╭─ Records for the exercise

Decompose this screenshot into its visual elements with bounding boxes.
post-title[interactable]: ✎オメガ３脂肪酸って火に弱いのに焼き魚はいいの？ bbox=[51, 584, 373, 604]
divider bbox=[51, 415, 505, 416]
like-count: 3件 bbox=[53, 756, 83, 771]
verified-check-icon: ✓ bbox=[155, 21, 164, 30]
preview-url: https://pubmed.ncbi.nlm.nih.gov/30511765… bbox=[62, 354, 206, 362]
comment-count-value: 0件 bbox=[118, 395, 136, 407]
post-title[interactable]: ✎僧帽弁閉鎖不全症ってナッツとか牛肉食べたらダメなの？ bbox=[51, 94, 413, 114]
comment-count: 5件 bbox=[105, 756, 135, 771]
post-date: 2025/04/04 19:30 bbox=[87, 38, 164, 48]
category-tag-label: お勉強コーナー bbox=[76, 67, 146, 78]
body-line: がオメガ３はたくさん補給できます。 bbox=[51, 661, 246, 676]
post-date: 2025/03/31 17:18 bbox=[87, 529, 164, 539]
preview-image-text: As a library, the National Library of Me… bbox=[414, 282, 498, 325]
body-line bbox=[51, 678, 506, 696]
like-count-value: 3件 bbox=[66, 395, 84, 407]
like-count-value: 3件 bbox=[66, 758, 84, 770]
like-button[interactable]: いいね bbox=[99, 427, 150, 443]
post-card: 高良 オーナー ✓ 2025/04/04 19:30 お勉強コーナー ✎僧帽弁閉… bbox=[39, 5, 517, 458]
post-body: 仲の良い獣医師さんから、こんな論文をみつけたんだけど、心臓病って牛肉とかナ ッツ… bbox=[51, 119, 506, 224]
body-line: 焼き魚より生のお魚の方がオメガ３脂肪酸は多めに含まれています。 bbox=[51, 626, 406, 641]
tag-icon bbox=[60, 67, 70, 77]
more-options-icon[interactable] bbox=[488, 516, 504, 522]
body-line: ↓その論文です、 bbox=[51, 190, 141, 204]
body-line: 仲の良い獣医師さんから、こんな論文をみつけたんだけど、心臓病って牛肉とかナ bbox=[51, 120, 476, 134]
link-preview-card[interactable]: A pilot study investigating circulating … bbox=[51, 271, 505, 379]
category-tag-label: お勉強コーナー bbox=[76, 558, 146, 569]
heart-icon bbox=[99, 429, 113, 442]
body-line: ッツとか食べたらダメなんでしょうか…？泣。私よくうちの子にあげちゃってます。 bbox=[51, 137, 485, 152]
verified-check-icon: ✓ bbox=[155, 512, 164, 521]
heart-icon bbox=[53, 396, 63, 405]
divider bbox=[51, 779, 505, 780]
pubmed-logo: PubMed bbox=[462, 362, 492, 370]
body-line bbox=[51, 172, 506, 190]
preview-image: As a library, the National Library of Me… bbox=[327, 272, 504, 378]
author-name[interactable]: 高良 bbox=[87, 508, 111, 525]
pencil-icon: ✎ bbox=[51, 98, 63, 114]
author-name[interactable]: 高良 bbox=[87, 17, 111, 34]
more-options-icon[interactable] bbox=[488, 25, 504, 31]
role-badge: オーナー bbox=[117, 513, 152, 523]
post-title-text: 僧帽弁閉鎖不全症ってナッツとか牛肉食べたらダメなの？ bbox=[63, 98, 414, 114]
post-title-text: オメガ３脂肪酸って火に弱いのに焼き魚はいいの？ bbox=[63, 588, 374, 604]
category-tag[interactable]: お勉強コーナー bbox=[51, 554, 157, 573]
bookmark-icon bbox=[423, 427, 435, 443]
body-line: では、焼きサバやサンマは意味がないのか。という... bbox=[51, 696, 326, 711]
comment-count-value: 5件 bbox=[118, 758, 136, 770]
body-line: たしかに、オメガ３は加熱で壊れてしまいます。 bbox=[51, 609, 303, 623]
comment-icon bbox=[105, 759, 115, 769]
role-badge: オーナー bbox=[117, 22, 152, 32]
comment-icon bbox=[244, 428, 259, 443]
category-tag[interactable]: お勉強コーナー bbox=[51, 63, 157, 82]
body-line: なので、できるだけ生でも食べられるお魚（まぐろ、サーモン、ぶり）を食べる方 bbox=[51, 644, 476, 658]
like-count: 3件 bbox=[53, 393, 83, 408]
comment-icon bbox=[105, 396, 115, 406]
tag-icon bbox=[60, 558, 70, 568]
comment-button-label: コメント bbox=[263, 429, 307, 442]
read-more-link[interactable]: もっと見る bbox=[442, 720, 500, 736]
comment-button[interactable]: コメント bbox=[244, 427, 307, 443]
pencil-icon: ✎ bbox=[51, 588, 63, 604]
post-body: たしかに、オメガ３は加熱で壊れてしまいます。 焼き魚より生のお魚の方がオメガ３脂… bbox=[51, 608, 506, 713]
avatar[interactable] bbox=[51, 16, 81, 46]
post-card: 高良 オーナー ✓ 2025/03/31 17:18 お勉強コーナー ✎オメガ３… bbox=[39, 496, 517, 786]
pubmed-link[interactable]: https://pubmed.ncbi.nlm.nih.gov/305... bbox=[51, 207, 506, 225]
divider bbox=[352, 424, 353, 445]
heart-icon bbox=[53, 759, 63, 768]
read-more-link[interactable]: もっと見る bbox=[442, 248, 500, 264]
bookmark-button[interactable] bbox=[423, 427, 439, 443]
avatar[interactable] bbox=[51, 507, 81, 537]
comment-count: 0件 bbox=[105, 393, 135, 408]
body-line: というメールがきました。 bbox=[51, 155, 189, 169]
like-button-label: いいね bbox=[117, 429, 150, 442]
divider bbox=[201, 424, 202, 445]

╰─

- [Written exercise] Give the lines from the start of the entries through the line containing "like-count-value: 3件 bbox=[66, 758, 84, 770]" as a numbered list, leaving out any blank lines.

- [Solution to the exercise]
1. Decompose this screenshot into its visual elements with bounding boxes.
2. post-title[interactable]: ✎オメガ３脂肪酸って火に弱いのに焼き魚はいいの？ bbox=[51, 584, 373, 604]
3. divider bbox=[51, 415, 505, 416]
4. like-count: 3件 bbox=[53, 756, 83, 771]
5. verified-check-icon: ✓ bbox=[155, 21, 164, 30]
6. preview-url: https://pubmed.ncbi.nlm.nih.gov/30511765… bbox=[62, 354, 206, 362]
7. comment-count-value: 0件 bbox=[118, 395, 136, 407]
8. post-title[interactable]: ✎僧帽弁閉鎖不全症ってナッツとか牛肉食べたらダメなの？ bbox=[51, 94, 413, 114]
9. comment-count: 5件 bbox=[105, 756, 135, 771]
10. post-date: 2025/04/04 19:30 bbox=[87, 38, 164, 48]
11. category-tag-label: お勉強コーナー bbox=[76, 67, 146, 78]
12. body-line: がオメガ３はたくさん補給できます。 bbox=[51, 661, 246, 676]
13. post-date: 2025/03/31 17:18 bbox=[87, 529, 164, 539]
14. preview-image-text: As a library, the National Library of Me… bbox=[414, 282, 498, 325]
15. body-line bbox=[51, 678, 506, 696]
16. like-count-value: 3件 bbox=[66, 395, 84, 407]
17. like-count-value: 3件 bbox=[66, 758, 84, 770]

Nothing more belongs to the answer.